··· Stored data ···

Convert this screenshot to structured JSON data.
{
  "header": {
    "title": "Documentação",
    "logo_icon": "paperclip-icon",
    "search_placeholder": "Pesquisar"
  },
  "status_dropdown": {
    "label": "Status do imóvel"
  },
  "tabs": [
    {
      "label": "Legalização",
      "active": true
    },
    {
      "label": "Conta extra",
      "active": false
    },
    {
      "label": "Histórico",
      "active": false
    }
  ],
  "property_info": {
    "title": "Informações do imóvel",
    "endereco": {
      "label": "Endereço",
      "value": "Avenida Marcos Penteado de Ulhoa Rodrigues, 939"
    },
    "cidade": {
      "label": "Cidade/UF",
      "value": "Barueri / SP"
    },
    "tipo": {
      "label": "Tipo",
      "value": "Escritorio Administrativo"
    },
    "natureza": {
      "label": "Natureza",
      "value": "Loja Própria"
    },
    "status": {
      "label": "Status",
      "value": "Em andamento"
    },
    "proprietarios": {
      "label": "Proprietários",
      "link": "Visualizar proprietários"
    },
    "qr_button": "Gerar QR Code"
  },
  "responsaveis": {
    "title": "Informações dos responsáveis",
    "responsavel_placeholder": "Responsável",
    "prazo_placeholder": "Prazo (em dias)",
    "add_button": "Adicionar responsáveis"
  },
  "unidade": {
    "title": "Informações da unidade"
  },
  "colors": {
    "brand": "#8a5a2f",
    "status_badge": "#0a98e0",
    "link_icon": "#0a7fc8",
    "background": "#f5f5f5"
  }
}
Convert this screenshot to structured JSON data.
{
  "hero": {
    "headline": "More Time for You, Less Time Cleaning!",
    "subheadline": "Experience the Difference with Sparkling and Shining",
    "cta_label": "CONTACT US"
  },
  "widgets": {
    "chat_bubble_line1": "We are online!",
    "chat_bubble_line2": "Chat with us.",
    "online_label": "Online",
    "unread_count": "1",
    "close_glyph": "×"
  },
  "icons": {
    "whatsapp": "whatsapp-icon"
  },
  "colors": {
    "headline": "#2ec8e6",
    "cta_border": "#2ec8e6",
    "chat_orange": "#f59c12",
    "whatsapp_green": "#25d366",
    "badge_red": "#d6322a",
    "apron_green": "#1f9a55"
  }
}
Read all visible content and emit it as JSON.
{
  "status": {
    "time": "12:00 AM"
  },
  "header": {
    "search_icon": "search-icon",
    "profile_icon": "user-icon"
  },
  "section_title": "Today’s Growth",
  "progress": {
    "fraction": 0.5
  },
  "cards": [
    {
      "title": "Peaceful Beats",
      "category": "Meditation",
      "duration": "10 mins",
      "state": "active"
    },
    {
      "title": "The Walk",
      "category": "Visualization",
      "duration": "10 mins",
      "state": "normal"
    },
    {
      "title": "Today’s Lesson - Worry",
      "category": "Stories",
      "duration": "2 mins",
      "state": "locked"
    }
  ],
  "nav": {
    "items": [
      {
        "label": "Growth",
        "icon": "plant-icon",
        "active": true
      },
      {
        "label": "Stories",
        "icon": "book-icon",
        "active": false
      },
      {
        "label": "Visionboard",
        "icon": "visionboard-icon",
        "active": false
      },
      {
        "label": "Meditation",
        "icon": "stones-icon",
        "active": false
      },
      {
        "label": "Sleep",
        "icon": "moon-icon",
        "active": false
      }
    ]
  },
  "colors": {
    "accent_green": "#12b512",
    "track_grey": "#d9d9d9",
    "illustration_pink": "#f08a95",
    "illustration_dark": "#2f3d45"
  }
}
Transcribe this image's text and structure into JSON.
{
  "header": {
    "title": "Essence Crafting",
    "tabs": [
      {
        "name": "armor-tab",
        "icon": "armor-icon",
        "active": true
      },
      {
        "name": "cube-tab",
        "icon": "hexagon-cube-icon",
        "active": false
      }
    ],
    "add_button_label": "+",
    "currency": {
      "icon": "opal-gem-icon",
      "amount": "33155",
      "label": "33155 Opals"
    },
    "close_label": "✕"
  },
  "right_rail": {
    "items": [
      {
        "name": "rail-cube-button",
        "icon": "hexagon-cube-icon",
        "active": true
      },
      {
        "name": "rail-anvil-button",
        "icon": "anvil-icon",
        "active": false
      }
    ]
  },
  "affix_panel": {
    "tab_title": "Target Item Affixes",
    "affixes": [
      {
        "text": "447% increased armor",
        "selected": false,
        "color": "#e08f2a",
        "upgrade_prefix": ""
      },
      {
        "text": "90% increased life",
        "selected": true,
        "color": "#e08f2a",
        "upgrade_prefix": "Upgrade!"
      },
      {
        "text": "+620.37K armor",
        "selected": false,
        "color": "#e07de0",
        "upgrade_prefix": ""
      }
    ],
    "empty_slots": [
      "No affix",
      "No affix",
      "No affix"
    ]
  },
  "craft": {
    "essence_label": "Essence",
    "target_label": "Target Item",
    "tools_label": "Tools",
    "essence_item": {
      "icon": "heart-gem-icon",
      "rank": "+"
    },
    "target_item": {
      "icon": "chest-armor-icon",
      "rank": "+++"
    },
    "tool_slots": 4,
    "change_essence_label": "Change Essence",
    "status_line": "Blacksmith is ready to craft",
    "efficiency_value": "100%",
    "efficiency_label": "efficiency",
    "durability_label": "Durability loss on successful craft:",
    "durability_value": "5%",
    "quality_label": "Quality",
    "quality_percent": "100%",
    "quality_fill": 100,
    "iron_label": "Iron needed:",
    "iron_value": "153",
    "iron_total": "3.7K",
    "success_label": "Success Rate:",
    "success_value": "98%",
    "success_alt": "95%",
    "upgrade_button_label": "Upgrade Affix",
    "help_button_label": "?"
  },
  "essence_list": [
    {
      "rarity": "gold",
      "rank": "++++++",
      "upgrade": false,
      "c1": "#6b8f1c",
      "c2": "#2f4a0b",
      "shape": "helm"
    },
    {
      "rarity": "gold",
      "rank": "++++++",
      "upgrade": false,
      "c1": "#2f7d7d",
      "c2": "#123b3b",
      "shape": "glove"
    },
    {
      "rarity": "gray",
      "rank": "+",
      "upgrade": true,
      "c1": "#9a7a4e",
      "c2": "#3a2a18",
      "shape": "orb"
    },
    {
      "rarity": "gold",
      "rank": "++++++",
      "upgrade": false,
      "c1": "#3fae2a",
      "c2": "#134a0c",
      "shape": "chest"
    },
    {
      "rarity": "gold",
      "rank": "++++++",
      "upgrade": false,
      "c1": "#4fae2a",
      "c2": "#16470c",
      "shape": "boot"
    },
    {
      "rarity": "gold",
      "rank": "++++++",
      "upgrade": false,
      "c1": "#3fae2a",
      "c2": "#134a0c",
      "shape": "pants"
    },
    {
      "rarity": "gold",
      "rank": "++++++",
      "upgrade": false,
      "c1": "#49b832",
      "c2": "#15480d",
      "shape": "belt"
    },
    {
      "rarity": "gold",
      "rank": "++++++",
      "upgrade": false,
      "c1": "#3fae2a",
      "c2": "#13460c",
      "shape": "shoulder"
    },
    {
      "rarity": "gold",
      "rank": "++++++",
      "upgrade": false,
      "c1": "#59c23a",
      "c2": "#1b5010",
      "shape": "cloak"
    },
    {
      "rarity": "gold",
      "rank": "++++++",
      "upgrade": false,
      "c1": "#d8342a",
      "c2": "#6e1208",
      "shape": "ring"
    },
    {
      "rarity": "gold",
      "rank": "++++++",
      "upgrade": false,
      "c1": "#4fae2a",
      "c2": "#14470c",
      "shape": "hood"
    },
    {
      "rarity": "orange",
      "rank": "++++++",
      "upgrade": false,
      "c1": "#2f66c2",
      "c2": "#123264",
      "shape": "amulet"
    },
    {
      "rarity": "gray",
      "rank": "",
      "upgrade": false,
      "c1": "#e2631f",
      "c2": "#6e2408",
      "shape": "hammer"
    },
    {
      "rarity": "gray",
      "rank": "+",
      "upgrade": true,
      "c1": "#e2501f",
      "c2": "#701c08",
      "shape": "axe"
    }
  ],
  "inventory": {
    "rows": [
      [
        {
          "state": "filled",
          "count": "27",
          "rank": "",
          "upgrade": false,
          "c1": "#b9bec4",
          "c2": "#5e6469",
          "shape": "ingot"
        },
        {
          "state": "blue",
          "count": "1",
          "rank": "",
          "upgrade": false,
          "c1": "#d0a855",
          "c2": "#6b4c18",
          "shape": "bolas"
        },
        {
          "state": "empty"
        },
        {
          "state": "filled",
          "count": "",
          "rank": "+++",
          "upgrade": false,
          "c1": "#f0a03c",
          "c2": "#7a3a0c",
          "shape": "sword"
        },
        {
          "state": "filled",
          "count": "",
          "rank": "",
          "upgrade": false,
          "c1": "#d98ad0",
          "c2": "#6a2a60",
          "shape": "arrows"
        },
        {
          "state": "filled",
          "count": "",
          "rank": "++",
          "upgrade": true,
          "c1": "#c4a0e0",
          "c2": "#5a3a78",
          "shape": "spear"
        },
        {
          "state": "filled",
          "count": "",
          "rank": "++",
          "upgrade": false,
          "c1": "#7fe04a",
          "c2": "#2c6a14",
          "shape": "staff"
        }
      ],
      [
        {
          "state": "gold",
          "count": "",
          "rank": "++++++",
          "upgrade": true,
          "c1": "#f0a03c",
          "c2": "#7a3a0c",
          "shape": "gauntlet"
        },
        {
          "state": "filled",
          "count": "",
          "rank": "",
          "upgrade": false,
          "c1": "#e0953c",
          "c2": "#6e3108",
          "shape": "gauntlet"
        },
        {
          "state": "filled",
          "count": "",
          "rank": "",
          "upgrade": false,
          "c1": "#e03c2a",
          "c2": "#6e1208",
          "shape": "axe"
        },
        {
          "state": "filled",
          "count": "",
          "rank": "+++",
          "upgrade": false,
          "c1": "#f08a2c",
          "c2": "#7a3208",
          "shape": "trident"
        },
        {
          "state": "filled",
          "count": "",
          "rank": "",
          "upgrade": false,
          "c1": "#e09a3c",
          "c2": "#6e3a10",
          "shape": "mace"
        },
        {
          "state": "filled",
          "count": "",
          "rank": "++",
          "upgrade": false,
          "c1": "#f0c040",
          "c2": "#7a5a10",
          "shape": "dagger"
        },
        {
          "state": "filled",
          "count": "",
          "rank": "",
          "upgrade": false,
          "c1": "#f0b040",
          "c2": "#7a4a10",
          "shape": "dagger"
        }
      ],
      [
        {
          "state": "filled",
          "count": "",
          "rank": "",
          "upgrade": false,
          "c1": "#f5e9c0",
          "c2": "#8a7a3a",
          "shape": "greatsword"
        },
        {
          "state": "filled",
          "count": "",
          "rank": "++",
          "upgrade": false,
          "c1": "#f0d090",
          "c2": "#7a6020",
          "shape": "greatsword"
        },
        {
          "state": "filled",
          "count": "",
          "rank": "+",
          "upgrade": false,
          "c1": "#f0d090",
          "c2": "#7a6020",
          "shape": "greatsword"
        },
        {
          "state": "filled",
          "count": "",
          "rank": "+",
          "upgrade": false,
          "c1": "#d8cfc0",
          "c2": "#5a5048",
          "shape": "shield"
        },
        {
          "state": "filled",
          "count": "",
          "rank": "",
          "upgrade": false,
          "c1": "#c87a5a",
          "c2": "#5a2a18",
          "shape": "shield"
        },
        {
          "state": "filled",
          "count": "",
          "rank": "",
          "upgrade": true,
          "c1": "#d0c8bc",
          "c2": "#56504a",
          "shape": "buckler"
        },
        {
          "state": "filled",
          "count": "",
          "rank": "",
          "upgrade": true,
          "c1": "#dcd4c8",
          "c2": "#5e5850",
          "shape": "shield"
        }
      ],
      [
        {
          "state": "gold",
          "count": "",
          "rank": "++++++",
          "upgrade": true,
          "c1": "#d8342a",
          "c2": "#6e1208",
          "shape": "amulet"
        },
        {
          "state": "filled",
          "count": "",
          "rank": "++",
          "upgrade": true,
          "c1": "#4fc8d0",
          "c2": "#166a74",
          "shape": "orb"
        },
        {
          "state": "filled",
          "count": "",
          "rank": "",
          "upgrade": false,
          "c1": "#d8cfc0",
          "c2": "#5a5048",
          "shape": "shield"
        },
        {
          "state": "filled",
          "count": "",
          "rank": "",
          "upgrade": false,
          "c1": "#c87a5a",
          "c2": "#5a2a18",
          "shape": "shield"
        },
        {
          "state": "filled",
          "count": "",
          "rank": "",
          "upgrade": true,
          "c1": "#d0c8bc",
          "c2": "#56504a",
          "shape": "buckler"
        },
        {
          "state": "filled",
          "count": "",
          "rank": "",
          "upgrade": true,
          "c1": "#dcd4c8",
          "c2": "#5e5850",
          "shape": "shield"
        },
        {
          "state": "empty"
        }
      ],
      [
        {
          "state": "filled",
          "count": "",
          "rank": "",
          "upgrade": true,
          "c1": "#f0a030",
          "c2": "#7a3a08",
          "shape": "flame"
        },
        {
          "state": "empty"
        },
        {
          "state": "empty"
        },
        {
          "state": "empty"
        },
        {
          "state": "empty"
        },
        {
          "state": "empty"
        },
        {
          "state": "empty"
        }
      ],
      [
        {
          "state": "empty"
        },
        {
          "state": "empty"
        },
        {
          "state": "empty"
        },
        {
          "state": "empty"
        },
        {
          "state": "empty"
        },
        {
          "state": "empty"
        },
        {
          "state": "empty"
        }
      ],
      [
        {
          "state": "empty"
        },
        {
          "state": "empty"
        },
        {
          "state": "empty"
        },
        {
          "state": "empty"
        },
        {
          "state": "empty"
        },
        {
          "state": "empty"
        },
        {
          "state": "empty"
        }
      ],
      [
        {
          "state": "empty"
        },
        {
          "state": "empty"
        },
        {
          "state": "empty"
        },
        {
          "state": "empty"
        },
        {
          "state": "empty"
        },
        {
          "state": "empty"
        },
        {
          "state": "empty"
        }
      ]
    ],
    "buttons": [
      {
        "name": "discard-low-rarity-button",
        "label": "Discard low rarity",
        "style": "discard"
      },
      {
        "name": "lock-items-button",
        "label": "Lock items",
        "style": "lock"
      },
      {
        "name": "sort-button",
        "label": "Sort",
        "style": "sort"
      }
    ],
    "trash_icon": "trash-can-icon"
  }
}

···

* Direction
Copy all lines in the listing above where the string "unidade" appears.

* Complete response
  "unidade": {
    "title": "Informações da unidade"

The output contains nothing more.